— start —
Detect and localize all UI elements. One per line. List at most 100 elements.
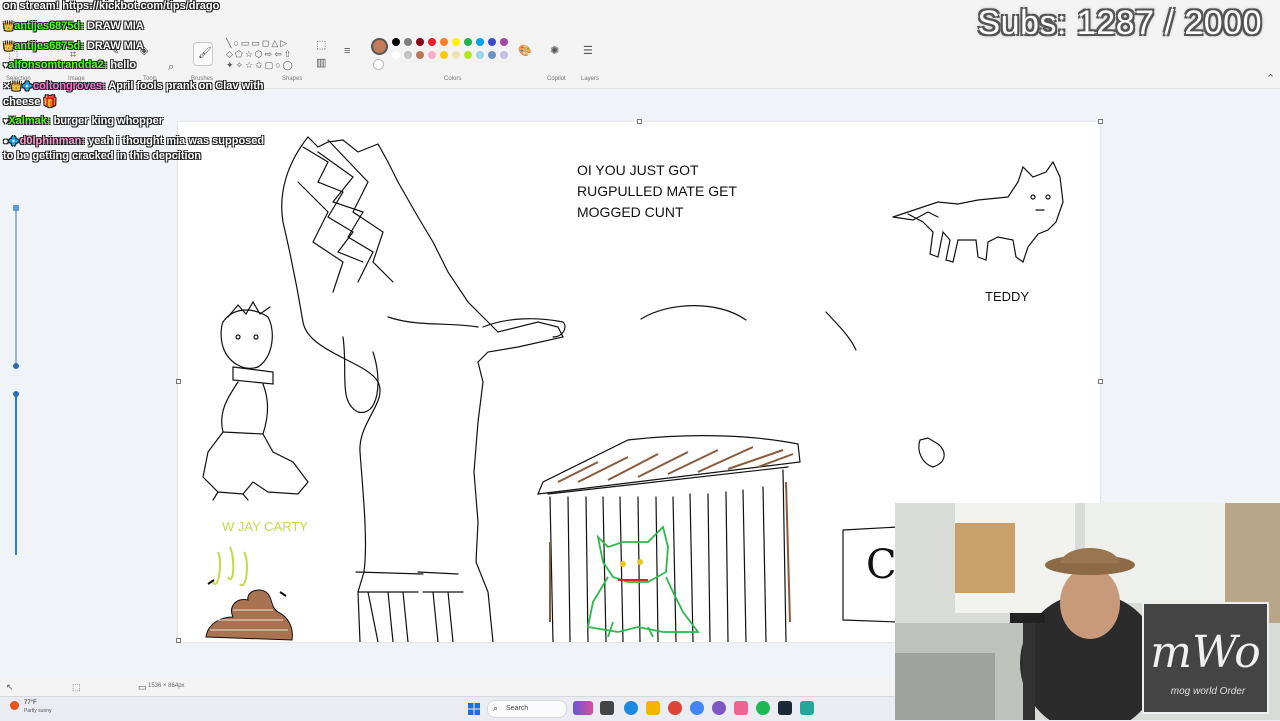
chat-badges: 👑 — [3, 21, 15, 31]
small-figure-sketch — [202, 300, 309, 501]
palette-swatch[interactable] — [452, 38, 460, 46]
edit-colors-icon[interactable]: 🎨 — [518, 46, 532, 57]
palette-swatch[interactable] — [392, 51, 400, 59]
selection-size-icon: ⬚ — [72, 682, 81, 692]
webcam-overlay: mWo mog world Order — [895, 503, 1280, 720]
green-creature-sketch — [586, 525, 700, 638]
chat-username[interactable]: coltongroves: — [33, 80, 108, 92]
size-icon[interactable]: ≡ — [344, 46, 350, 57]
layers-group-label: Layers — [581, 76, 600, 82]
caption-line-1: OI YOU JUST GOT — [577, 162, 699, 178]
chat-badges: 👑 — [3, 41, 15, 51]
chat-username[interactable]: antijes6875d: — [14, 40, 87, 52]
copilot-icon[interactable]: ✺ — [550, 46, 559, 57]
layers-icon[interactable]: ☰ — [583, 46, 593, 57]
resize-handle-top-right[interactable] — [1098, 119, 1103, 124]
resize-handle-top[interactable] — [637, 119, 642, 124]
chat-text: yeah i thought mia was supposed — [88, 135, 265, 147]
brush-icon: 🖌 — [198, 47, 212, 59]
palette-swatch[interactable] — [500, 51, 508, 59]
shapes-gallery[interactable]: ╲○▭▭◻△▷ ◇⬠☆⬡⇨⇦⇧ ✦✧☆✩▢○◯ — [226, 38, 306, 72]
color-palette[interactable] — [392, 38, 522, 70]
canvas-size-icon: ▭ — [138, 682, 147, 692]
palette-swatch[interactable] — [440, 51, 448, 59]
weather-icon — [10, 701, 19, 710]
zoom-icon[interactable]: ⌕ — [168, 62, 174, 73]
windows-start-icon[interactable] — [468, 702, 480, 715]
poop-sketch — [205, 546, 293, 641]
chat-message: on stream! https://kickbot.com/tips/drag… — [3, 0, 219, 12]
palette-swatch[interactable] — [476, 38, 484, 46]
search-label: Search — [506, 705, 529, 712]
spotify-icon[interactable] — [756, 701, 770, 715]
caption-text: OI YOU JUST GOT RUGPULLED MATE GET MOGGE… — [577, 160, 737, 223]
palette-swatch[interactable] — [488, 38, 496, 46]
store-icon[interactable] — [734, 701, 748, 715]
steam-icon[interactable] — [778, 701, 792, 715]
outline-icon[interactable]: ⬚ — [316, 40, 326, 51]
chat-username[interactable]: d0lphinman: — [20, 135, 88, 147]
palette-swatch[interactable] — [488, 51, 496, 59]
chat-message: ✕👑💠coltongroves: April fools prank on Cl… — [3, 80, 264, 92]
chat-username[interactable]: alfonsomtrandda2: — [8, 59, 110, 71]
blob-sketch — [918, 437, 945, 468]
palette-swatch[interactable] — [428, 38, 436, 46]
chat-message: 👑antijes6875d: DRAW MIA — [3, 40, 144, 52]
palette-swatch[interactable] — [416, 51, 424, 59]
resize-handle-bottom-left[interactable] — [176, 638, 181, 643]
arc-sketch-1 — [640, 305, 747, 321]
discord-icon[interactable] — [712, 701, 726, 715]
palette-swatch[interactable] — [476, 51, 484, 59]
chat-text: to be getting cracked in this depcition — [3, 150, 202, 162]
palette-swatch[interactable] — [464, 51, 472, 59]
colors-group-label: Colors — [444, 76, 462, 82]
palette-swatch[interactable] — [452, 51, 460, 59]
chat-message: ●💠d0lphinman: yeah i thought mia was sup… — [3, 135, 264, 147]
chat-username[interactable]: antijes6875d: — [14, 20, 87, 32]
taskbar-search[interactable]: ⌕ Search — [487, 700, 567, 718]
chat-message: ♥alfonsomtrandda2: hello — [3, 59, 136, 71]
arc-sketch-2 — [825, 311, 857, 351]
chrome-profile-icon[interactable] — [690, 701, 704, 715]
chat-message: 👑antijes6875d: DRAW MIA — [3, 20, 144, 32]
chat-text: DRAW MIA — [86, 40, 144, 52]
cat-sketch — [892, 160, 1064, 263]
shapes-group-label: Shapes — [282, 76, 303, 82]
weather-widget[interactable]: 77°F Partly sunny — [10, 700, 130, 717]
resize-handle-left[interactable] — [176, 379, 181, 384]
chat-text: burger king whopper — [53, 115, 163, 127]
resize-handle-right[interactable] — [1098, 379, 1103, 384]
shape-fill-icon[interactable]: ▥ — [316, 58, 326, 69]
file-explorer-icon[interactable] — [646, 701, 660, 715]
paint-taskbar-icon[interactable] — [800, 701, 814, 715]
edge-icon[interactable] — [624, 701, 638, 715]
palette-swatch[interactable] — [404, 38, 412, 46]
chat-username[interactable]: Xalmak: — [8, 115, 53, 127]
partial-letter: C — [866, 542, 897, 588]
current-color-swatch[interactable] — [371, 38, 388, 55]
chat-text: DRAW MIA — [86, 20, 144, 32]
palette-swatch[interactable] — [440, 38, 448, 46]
chat-badges: ✕👑💠 — [3, 81, 33, 91]
palette-swatch[interactable] — [464, 38, 472, 46]
task-view-icon[interactable] — [600, 701, 614, 715]
collapse-ribbon-icon[interactable]: ⌃ — [1266, 74, 1275, 85]
widget-app-icon[interactable] — [573, 701, 593, 715]
chrome-icon[interactable] — [668, 701, 682, 715]
chat-message: cheese 🎁 — [3, 95, 57, 108]
chat-text: April fools prank on Clav with — [108, 80, 264, 92]
palette-swatch[interactable] — [416, 38, 424, 46]
chat-text: cheese 🎁 — [3, 96, 58, 108]
palette-swatch[interactable] — [404, 51, 412, 59]
palette-swatch[interactable] — [428, 51, 436, 59]
chat-text: on stream! https://kickbot.com/tips/drag… — [3, 0, 220, 12]
secondary-color-swatch[interactable] — [373, 59, 384, 70]
palette-swatch[interactable] — [392, 38, 400, 46]
mwo-logo: mWo — [1150, 627, 1261, 678]
palette-swatch[interactable] — [500, 38, 508, 46]
zoom-slider[interactable] — [12, 205, 20, 565]
sub-counter: Subs: 1287 / 2000 — [977, 4, 1262, 42]
logo-caption: mog world Order — [1170, 686, 1246, 697]
chat-message: to be getting cracked in this depcition — [3, 150, 201, 162]
brush-button[interactable]: 🖌 — [193, 42, 213, 66]
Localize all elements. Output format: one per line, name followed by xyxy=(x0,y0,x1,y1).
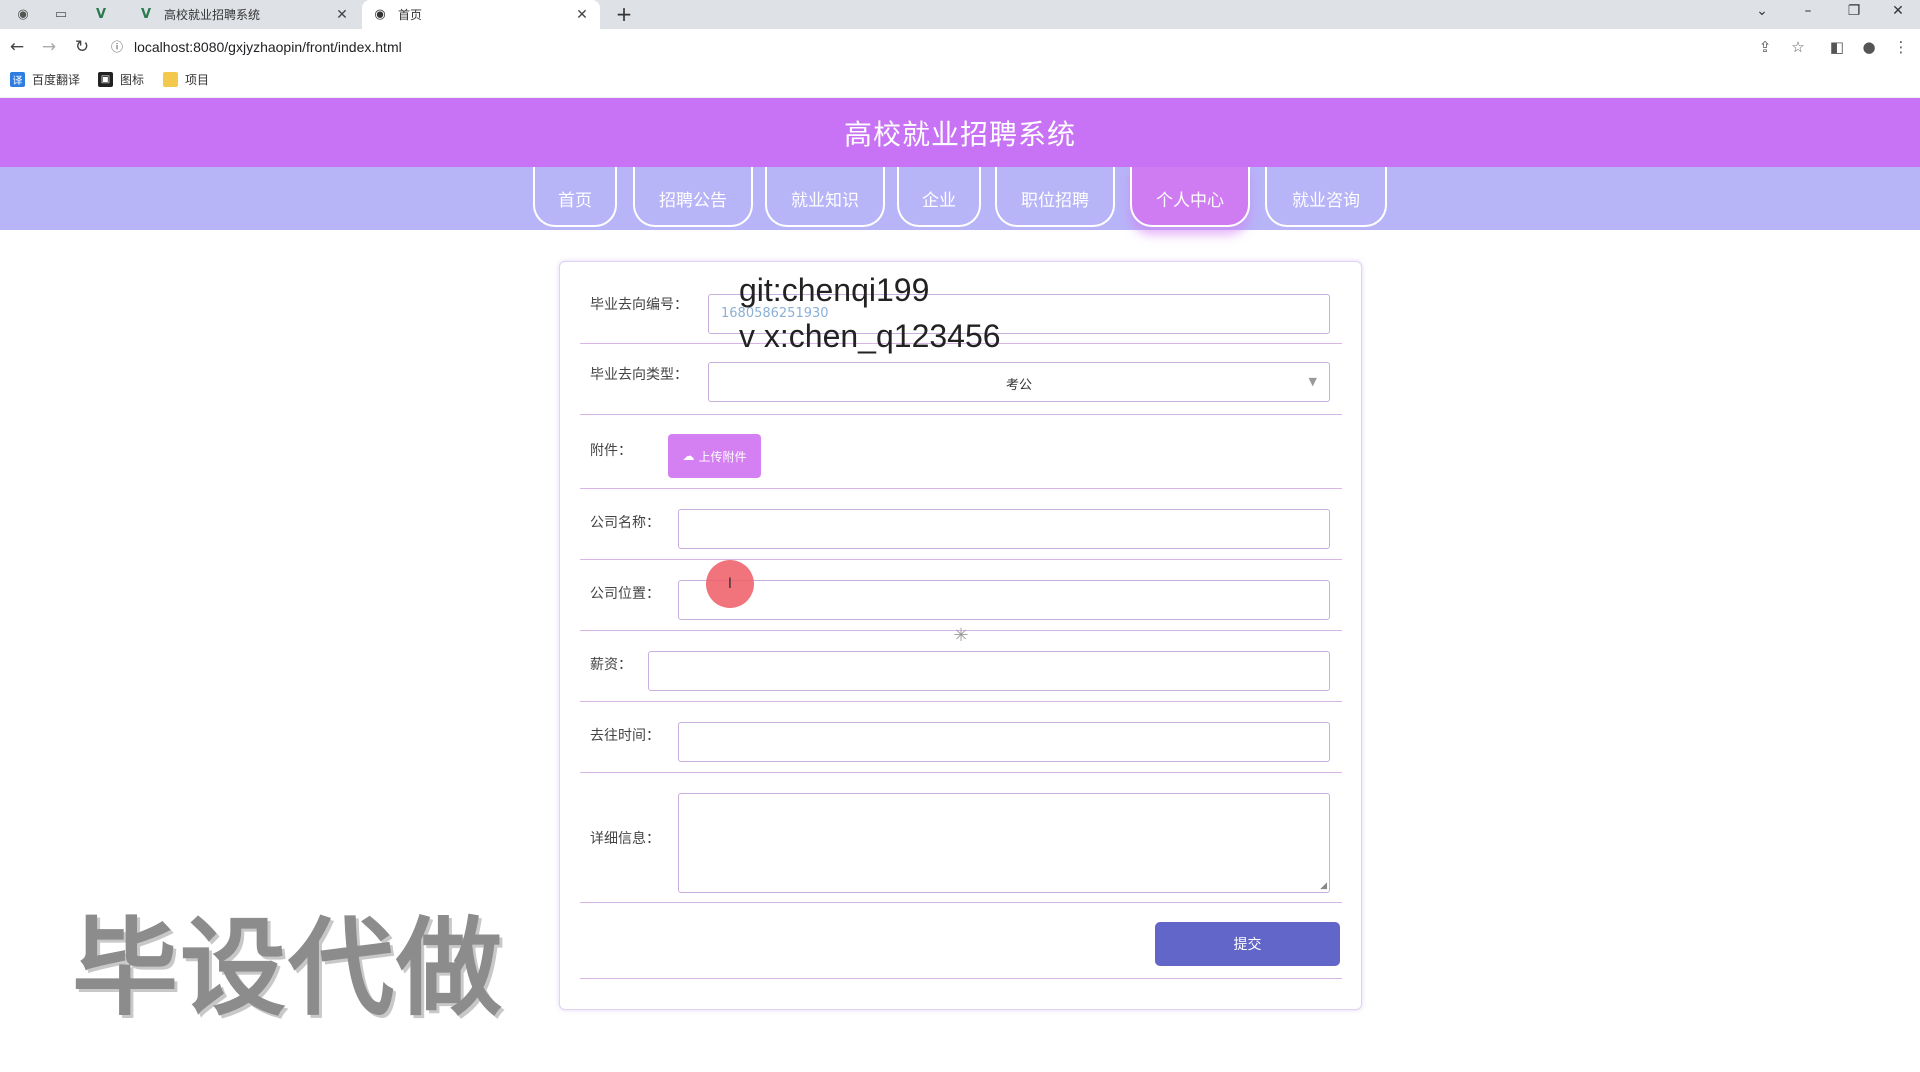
— end —
_Required task:_ Copy out all of the data above line for line without changing anything, and leave out the pictures.

_The answer:_
Detect and localize all UI elements. One per line. List at most 100 elements.
chat-badges: 👑 — [3, 21, 15, 31]
small-figure-sketch — [202, 300, 309, 501]
palette-swatch[interactable] — [452, 38, 460, 46]
edit-colors-icon[interactable]: 🎨 — [518, 46, 532, 57]
palette-swatch[interactable] — [392, 51, 400, 59]
selection-size-icon: ⬚ — [72, 682, 81, 692]
webcam-overlay: mWo mog world Order — [895, 503, 1280, 720]
green-creature-sketch — [586, 525, 700, 638]
chat-username[interactable]: coltongroves: — [33, 80, 108, 92]
size-icon[interactable]: ≡ — [344, 46, 350, 57]
layers-group-label: Layers — [581, 76, 600, 82]
caption-line-1: OI YOU JUST GOT — [577, 162, 699, 178]
chat-badges: 👑 — [3, 41, 15, 51]
chat-username[interactable]: antijes6875d: — [14, 40, 87, 52]
copilot-icon[interactable]: ✺ — [550, 46, 559, 57]
layers-icon[interactable]: ☰ — [583, 46, 593, 57]
resize-handle-top-right[interactable] — [1098, 119, 1103, 124]
resize-handle-top[interactable] — [637, 119, 642, 124]
chat-text: yeah i thought mia was supposed — [88, 135, 265, 147]
brush-icon: 🖌 — [198, 47, 212, 59]
palette-swatch[interactable] — [500, 51, 508, 59]
shapes-gallery[interactable]: ╲○▭▭◻△▷ ◇⬠☆⬡⇨⇦⇧ ✦✧☆✩▢○◯ — [226, 38, 306, 72]
color-palette[interactable] — [392, 38, 522, 70]
canvas-size-icon: ▭ — [138, 682, 147, 692]
palette-swatch[interactable] — [440, 51, 448, 59]
weather-icon — [10, 701, 19, 710]
zoom-icon[interactable]: ⌕ — [168, 62, 174, 73]
windows-start-icon[interactable] — [468, 702, 480, 715]
poop-sketch — [205, 546, 293, 641]
chat-message: on stream! https://kickbot.com/tips/drag… — [3, 0, 219, 12]
palette-swatch[interactable] — [476, 38, 484, 46]
search-label: Search — [506, 705, 529, 712]
spotify-icon[interactable] — [756, 701, 770, 715]
caption-text: OI YOU JUST GOT RUGPULLED MATE GET MOGGE… — [577, 160, 737, 223]
palette-swatch[interactable] — [488, 38, 496, 46]
store-icon[interactable] — [734, 701, 748, 715]
steam-icon[interactable] — [778, 701, 792, 715]
outline-icon[interactable]: ⬚ — [316, 40, 326, 51]
chat-username[interactable]: d0lphinman: — [20, 135, 88, 147]
palette-swatch[interactable] — [488, 51, 496, 59]
chat-message: ✕👑💠coltongroves: April fools prank on Cl… — [3, 80, 264, 92]
chat-username[interactable]: alfonsomtrandda2: — [8, 59, 110, 71]
blob-sketch — [918, 437, 945, 468]
palette-swatch[interactable] — [428, 38, 436, 46]
chat-message: 👑antijes6875d: DRAW MIA — [3, 40, 144, 52]
palette-swatch[interactable] — [416, 51, 424, 59]
resize-handle-bottom-left[interactable] — [176, 638, 181, 643]
arc-sketch-1 — [640, 305, 747, 321]
discord-icon[interactable] — [712, 701, 726, 715]
palette-swatch[interactable] — [476, 51, 484, 59]
chat-text: to be getting cracked in this depcition — [3, 150, 202, 162]
palette-swatch[interactable] — [464, 51, 472, 59]
colors-group-label: Colors — [444, 76, 462, 82]
palette-swatch[interactable] — [452, 51, 460, 59]
chat-message: ●💠d0lphinman: yeah i thought mia was sup… — [3, 135, 264, 147]
chat-username[interactable]: antijes6875d: — [14, 20, 87, 32]
taskbar-search[interactable]: ⌕ Search — [487, 700, 567, 718]
chat-message: ♥alfonsomtrandda2: hello — [3, 59, 136, 71]
arc-sketch-2 — [825, 311, 857, 351]
chrome-profile-icon[interactable] — [690, 701, 704, 715]
chat-message: 👑antijes6875d: DRAW MIA — [3, 20, 144, 32]
chat-text: DRAW MIA — [86, 40, 144, 52]
cat-sketch — [892, 160, 1064, 263]
shapes-group-label: Shapes — [282, 76, 303, 82]
weather-widget[interactable]: 77°F Partly sunny — [10, 700, 130, 717]
resize-handle-left[interactable] — [176, 379, 181, 384]
chat-text: burger king whopper — [53, 115, 163, 127]
resize-handle-right[interactable] — [1098, 379, 1103, 384]
shape-fill-icon[interactable]: ▥ — [316, 58, 326, 69]
file-explorer-icon[interactable] — [646, 701, 660, 715]
paint-taskbar-icon[interactable] — [800, 701, 814, 715]
edge-icon[interactable] — [624, 701, 638, 715]
palette-swatch[interactable] — [404, 38, 412, 46]
chat-username[interactable]: Xalmak: — [8, 115, 53, 127]
partial-letter: C — [866, 542, 897, 588]
current-color-swatch[interactable] — [371, 38, 388, 55]
chat-text: DRAW MIA — [86, 20, 144, 32]
palette-swatch[interactable] — [440, 38, 448, 46]
chat-badges: ✕👑💠 — [3, 81, 33, 91]
palette-swatch[interactable] — [464, 38, 472, 46]
task-view-icon[interactable] — [600, 701, 614, 715]
collapse-ribbon-icon[interactable]: ⌃ — [1266, 74, 1275, 85]
widget-app-icon[interactable] — [573, 701, 593, 715]
chrome-icon[interactable] — [668, 701, 682, 715]
chat-message: cheese 🎁 — [3, 95, 57, 108]
chat-text: April fools prank on Clav with — [108, 80, 264, 92]
palette-swatch[interactable] — [416, 38, 424, 46]
chat-text: cheese 🎁 — [3, 96, 58, 108]
palette-swatch[interactable] — [404, 51, 412, 59]
palette-swatch[interactable] — [428, 51, 436, 59]
chat-text: on stream! https://kickbot.com/tips/drag… — [3, 0, 220, 12]
secondary-color-swatch[interactable] — [373, 59, 384, 70]
palette-swatch[interactable] — [392, 38, 400, 46]
mwo-logo: mWo — [1150, 627, 1261, 678]
palette-swatch[interactable] — [500, 38, 508, 46]
zoom-slider[interactable] — [12, 205, 20, 565]
sub-counter: Subs: 1287 / 2000 — [977, 4, 1262, 42]
logo-caption: mog world Order — [1170, 686, 1246, 697]
chat-message: to be getting cracked in this depcition — [3, 150, 201, 162]
brush-button[interactable]: 🖌 — [193, 42, 213, 66]
Localize all elements. Output format: one per line, name followed by xyxy=(x0,y0,x1,y1).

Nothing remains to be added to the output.